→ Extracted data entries
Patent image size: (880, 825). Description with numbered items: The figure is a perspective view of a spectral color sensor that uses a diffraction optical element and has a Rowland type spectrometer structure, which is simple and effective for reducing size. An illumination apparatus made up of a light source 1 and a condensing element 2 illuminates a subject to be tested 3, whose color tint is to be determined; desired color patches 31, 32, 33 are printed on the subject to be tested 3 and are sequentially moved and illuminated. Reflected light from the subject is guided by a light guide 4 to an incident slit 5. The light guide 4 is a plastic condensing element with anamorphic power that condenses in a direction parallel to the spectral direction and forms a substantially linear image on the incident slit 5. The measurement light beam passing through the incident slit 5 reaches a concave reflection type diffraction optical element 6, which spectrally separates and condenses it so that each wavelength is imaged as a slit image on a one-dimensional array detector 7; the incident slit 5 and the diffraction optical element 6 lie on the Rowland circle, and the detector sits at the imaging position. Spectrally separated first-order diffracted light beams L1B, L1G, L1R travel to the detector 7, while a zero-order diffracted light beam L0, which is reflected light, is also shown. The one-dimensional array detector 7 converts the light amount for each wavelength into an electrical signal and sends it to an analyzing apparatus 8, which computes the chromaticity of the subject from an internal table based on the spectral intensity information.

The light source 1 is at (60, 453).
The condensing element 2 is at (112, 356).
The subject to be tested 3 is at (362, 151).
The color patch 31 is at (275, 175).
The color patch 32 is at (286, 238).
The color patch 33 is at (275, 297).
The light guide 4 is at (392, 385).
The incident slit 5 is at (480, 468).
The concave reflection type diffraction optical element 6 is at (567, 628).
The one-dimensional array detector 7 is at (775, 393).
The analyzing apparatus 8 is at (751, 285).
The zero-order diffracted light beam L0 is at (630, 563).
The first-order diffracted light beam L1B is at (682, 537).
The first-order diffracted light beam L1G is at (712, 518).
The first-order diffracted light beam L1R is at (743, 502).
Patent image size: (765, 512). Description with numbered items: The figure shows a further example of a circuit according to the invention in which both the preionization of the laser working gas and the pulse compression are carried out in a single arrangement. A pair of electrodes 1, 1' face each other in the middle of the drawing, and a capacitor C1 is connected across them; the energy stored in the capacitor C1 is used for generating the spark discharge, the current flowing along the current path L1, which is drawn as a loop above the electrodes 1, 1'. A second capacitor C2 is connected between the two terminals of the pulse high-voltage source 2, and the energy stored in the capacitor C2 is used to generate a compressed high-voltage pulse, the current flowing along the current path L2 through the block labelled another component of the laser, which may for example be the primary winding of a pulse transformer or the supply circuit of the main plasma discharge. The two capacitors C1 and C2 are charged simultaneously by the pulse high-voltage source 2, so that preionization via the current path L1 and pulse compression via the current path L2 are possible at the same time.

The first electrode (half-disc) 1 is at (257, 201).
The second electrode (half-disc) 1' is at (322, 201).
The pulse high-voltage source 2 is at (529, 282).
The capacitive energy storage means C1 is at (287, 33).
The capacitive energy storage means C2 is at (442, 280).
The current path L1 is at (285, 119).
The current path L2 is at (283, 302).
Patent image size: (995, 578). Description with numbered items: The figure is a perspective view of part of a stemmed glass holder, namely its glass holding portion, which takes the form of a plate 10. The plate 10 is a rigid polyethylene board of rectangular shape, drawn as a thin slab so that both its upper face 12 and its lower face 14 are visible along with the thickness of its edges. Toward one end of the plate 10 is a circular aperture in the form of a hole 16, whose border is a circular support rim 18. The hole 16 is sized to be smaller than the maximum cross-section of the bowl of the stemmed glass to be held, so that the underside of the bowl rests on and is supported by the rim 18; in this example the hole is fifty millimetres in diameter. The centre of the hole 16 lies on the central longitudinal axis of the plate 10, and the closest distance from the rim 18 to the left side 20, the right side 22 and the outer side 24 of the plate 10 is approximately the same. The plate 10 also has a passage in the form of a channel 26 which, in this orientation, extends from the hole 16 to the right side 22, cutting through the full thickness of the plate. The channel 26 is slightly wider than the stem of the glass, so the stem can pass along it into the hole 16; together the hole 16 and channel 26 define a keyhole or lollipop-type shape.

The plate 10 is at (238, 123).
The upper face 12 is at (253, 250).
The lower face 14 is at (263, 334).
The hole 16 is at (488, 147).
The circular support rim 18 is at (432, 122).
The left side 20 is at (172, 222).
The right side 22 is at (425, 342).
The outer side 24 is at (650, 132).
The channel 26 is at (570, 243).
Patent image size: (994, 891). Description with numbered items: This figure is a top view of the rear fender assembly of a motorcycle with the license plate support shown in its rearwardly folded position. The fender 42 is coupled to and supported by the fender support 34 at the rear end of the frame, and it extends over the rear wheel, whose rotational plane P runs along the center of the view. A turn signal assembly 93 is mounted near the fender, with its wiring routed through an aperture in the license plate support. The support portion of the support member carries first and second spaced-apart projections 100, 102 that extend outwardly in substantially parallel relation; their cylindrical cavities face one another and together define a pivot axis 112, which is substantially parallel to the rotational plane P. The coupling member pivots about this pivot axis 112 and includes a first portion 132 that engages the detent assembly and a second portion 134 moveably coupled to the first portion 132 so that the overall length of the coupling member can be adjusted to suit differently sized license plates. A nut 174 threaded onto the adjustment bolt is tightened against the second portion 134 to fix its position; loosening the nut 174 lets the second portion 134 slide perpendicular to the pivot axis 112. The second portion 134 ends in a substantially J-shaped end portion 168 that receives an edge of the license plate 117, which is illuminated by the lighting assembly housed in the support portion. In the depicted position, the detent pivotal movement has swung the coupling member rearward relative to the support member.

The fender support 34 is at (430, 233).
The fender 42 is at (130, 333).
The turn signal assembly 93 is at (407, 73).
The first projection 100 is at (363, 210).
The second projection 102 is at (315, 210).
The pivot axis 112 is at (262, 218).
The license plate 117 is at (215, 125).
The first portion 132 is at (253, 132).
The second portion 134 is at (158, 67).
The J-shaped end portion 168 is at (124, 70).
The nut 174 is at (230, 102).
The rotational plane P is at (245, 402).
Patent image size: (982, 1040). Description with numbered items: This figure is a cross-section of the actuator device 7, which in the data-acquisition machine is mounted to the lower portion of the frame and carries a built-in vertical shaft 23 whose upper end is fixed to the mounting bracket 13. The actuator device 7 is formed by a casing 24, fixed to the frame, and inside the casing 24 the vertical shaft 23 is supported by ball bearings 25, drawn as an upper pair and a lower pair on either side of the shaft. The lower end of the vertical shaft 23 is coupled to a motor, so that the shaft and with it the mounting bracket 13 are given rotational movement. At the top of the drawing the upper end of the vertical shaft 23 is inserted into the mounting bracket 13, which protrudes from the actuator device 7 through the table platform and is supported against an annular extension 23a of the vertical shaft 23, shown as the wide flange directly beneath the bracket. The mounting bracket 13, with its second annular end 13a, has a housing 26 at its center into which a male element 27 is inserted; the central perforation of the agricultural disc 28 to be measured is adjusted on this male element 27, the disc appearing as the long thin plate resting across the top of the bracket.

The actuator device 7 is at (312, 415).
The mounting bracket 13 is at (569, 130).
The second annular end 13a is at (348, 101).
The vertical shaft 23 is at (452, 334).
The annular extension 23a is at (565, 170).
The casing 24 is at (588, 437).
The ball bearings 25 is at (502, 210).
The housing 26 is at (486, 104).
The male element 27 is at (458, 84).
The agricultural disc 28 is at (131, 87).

→ Your task
Format the lines above as a JSON list of strings, with one string per line and blank lines omitted.

→ Correct output
[
  "Patent image size: (880, 825). Description with numbered items: The figure is a perspective view of a spectral color sensor that uses a diffraction optical element and has a Rowland type spectrometer structure, which is simple and effective for reducing size. An illumination apparatus made up of a light source 1 and a condensing element 2 illuminates a subject to be tested 3, whose color tint is to be determined; desired color patches 31, 32, 33 are printed on the subject to be tested 3 and are sequentially moved and illuminated. Reflected light from the subject is guided by a light guide 4 to an incident slit 5. The light guide 4 is a plastic condensing element with anamorphic power that condenses in a direction parallel to the spectral direction and forms a substantially linear image on the incident slit 5. The measurement light beam passing through the incident slit 5 reaches a concave reflection type diffraction optical element 6, which spectrally separates and condenses it so that each wavelength is imaged as a slit image on a one-dimensional array detector 7; the incident slit 5 and the diffraction optical element 6 lie on the Rowland circle, and the detector sits at the imaging position. Spectrally separated first-order diffracted light beams L1B, L1G, L1R travel to the detector 7, while a zero-order diffracted light beam L0, which is reflected light, is also shown. The one-dimensional array detector 7 converts the light amount for each wavelength into an electrical signal and sends it to an analyzing apparatus 8, which computes the chromaticity of the subject from an internal table based on the spectral intensity information.",
  "The light source 1 is at (60, 453).",
  "The condensing element 2 is at (112, 356).",
  "The subject to be tested 3 is at (362, 151).",
  "The color patch 31 is at (275, 175).",
  "The color patch 32 is at (286, 238).",
  "The color patch 33 is at (275, 297).",
  "The light guide 4 is at (392, 385).",
  "The incident slit 5 is at (480, 468).",
  "The concave reflection type diffraction optical element 6 is at (567, 628).",
  "The one-dimensional array detector 7 is at (775, 393).",
  "The analyzing apparatus 8 is at (751, 285).",
  "The zero-order diffracted light beam L0 is at (630, 563).",
  "The first-order diffracted light beam L1B is at (682, 537).",
  "The first-order diffracted light beam L1G is at (712, 518).",
  "The first-order diffracted light beam L1R is at (743, 502).",
  "Patent image size: (765, 512). Description with numbered items: The figure shows a further example of a circuit according to the invention in which both the preionization of the laser working gas and the pulse compression are carried out in a single arrangement. A pair of electrodes 1, 1' face each other in the middle of the drawing, and a capacitor C1 is connected across them; the energy stored in the capacitor C1 is used for generating the spark discharge, the current flowing along the current path L1, which is drawn as a loop above the electrodes 1, 1'. A second capacitor C2 is connected between the two terminals of the pulse high-voltage source 2, and the energy stored in the capacitor C2 is used to generate a compressed high-voltage pulse, the current flowing along the current path L2 through the block labelled another component of the laser, which may for example be the primary winding of a pulse transformer or the supply circuit of the main plasma discharge. The two capacitors C1 and C2 are charged simultaneously by the pulse high-voltage source 2, so that preionization via the current path L1 and pulse compression via the current path L2 are possible at the same time.",
  "The first electrode (half-disc) 1 is at (257, 201).",
  "The second electrode (half-disc) 1' is at (322, 201).",
  "The pulse high-voltage source 2 is at (529, 282).",
  "The capacitive energy storage means C1 is at (287, 33).",
  "The capacitive energy storage means C2 is at (442, 280).",
  "The current path L1 is at (285, 119).",
  "The current path L2 is at (283, 302).",
  "Patent image size: (995, 578). Description with numbered items: The figure is a perspective view of part of a stemmed glass holder, namely its glass holding portion, which takes the form of a plate 10. The plate 10 is a rigid polyethylene board of rectangular shape, drawn as a thin slab so that both its upper face 12 and its lower face 14 are visible along with the thickness of its edges. Toward one end of the plate 10 is a circular aperture in the form of a hole 16, whose border is a circular support rim 18. The hole 16 is sized to be smaller than the maximum cross-section of the bowl of the stemmed glass to be held, so that the underside of the bowl rests on and is supported by the rim 18; in this example the hole is fifty millimetres in diameter. The centre of the hole 16 lies on the central longitudinal axis of the plate 10, and the closest distance from the rim 18 to the left side 20, the right side 22 and the outer side 24 of the plate 10 is approximately the same. The plate 10 also has a passage in the form of a channel 26 which, in this orientation, extends from the hole 16 to the right side 22, cutting through the full thickness of the plate. The channel 26 is slightly wider than the stem of the glass, so the stem can pass along it into the hole 16; together the hole 16 and channel 26 define a keyhole or lollipop-type shape.",
  "The plate 10 is at (238, 123).",
  "The upper face 12 is at (253, 250).",
  "The lower face 14 is at (263, 334).",
  "The hole 16 is at (488, 147).",
  "The circular support rim 18 is at (432, 122).",
  "The left side 20 is at (172, 222).",
  "The right side 22 is at (425, 342).",
  "The outer side 24 is at (650, 132).",
  "The channel 26 is at (570, 243).",
  "Patent image size: (994, 891). Description with numbered items: This figure is a top view of the rear fender assembly of a motorcycle with the license plate support shown in its rearwardly folded position. The fender 42 is coupled to and supported by the fender support 34 at the rear end of the frame, and it extends over the rear wheel, whose rotational plane P runs along the center of the view. A turn signal assembly 93 is mounted near the fender, with its wiring routed through an aperture in the license plate support. The support portion of the support member carries first and second spaced-apart projections 100, 102 that extend outwardly in substantially parallel relation; their cylindrical cavities face one another and together define a pivot axis 112, which is substantially parallel to the rotational plane P. The coupling member pivots about this pivot axis 112 and includes a first portion 132 that engages the detent assembly and a second portion 134 moveably coupled to the first portion 132 so that the overall length of the coupling member can be adjusted to suit differently sized license plates. A nut 174 threaded onto the adjustment bolt is tightened against the second portion 134 to fix its position; loosening the nut 174 lets the second portion 134 slide perpendicular to the pivot axis 112. The second portion 134 ends in a substantially J-shaped end portion 168 that receives an edge of the license plate 117, which is illuminated by the lighting assembly housed in the support portion. In the depicted position, the detent pivotal movement has swung the coupling member rearward relative to the support member.",
  "The fender support 34 is at (430, 233).",
  "The fender 42 is at (130, 333).",
  "The turn signal assembly 93 is at (407, 73).",
  "The first projection 100 is at (363, 210).",
  "The second projection 102 is at (315, 210).",
  "The pivot axis 112 is at (262, 218).",
  "The license plate 117 is at (215, 125).",
  "The first portion 132 is at (253, 132).",
  "The second portion 134 is at (158, 67).",
  "The J-shaped end portion 168 is at (124, 70).",
  "The nut 174 is at (230, 102).",
  "The rotational plane P is at (245, 402).",
  "Patent image size: (982, 1040). Description with numbered items: This figure is a cross-section of the actuator device 7, which in the data-acquisition machine is mounted to the lower portion of the frame and carries a built-in vertical shaft 23 whose upper end is fixed to the mounting bracket 13. The actuator device 7 is formed by a casing 24, fixed to the frame, and inside the casing 24 the vertical shaft 23 is supported by ball bearings 25, drawn as an upper pair and a lower pair on either side of the shaft. The lower end of the vertical shaft 23 is coupled to a motor, so that the shaft and with it the mounting bracket 13 are given rotational movement. At the top of the drawing the upper end of the vertical shaft 23 is inserted into the mounting bracket 13, which protrudes from the actuator device 7 through the table platform and is supported against an annular extension 23a of the vertical shaft 23, shown as the wide flange directly beneath the bracket. The mounting bracket 13, with its second annular end 13a, has a housing 26 at its center into which a male element 27 is inserted; the central perforation of the agricultural disc 28 to be measured is adjusted on this male element 27, the disc appearing as the long thin plate resting across the top of the bracket.",
  "The actuator device 7 is at (312, 415).",
  "The mounting bracket 13 is at (569, 130).",
  "The second annular end 13a is at (348, 101).",
  "The vertical shaft 23 is at (452, 334).",
  "The annular extension 23a is at (565, 170).",
  "The casing 24 is at (588, 437).",
  "The ball bearings 25 is at (502, 210).",
  "The housing 26 is at (486, 104).",
  "The male element 27 is at (458, 84).",
  "The agricultural disc 28 is at (131, 87)."
]